● **PROBLEM**
Which lines hold the word "values"? Show each of them.

● **LISTING**
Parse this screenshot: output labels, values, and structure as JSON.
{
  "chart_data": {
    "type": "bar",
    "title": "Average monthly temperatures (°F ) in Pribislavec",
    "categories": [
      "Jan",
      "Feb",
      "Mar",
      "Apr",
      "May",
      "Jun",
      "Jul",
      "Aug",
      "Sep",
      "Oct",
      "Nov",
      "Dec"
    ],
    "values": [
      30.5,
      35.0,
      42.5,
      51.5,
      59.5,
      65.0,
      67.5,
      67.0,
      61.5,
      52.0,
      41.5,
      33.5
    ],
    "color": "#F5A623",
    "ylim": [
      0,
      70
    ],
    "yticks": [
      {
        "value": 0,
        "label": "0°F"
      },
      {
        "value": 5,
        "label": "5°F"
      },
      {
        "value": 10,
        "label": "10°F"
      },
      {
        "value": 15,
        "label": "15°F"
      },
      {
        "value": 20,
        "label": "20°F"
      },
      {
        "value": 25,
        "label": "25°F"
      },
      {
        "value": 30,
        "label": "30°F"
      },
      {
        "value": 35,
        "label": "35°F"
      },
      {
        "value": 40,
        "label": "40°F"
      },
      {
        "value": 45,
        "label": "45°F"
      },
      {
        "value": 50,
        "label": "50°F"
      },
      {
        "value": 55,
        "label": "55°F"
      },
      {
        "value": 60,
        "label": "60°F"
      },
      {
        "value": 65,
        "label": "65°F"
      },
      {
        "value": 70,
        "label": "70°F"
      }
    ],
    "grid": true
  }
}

● **TASK OUTPUT**
Parse this screenshot: output labels, values, and structure as JSON.
    "values": [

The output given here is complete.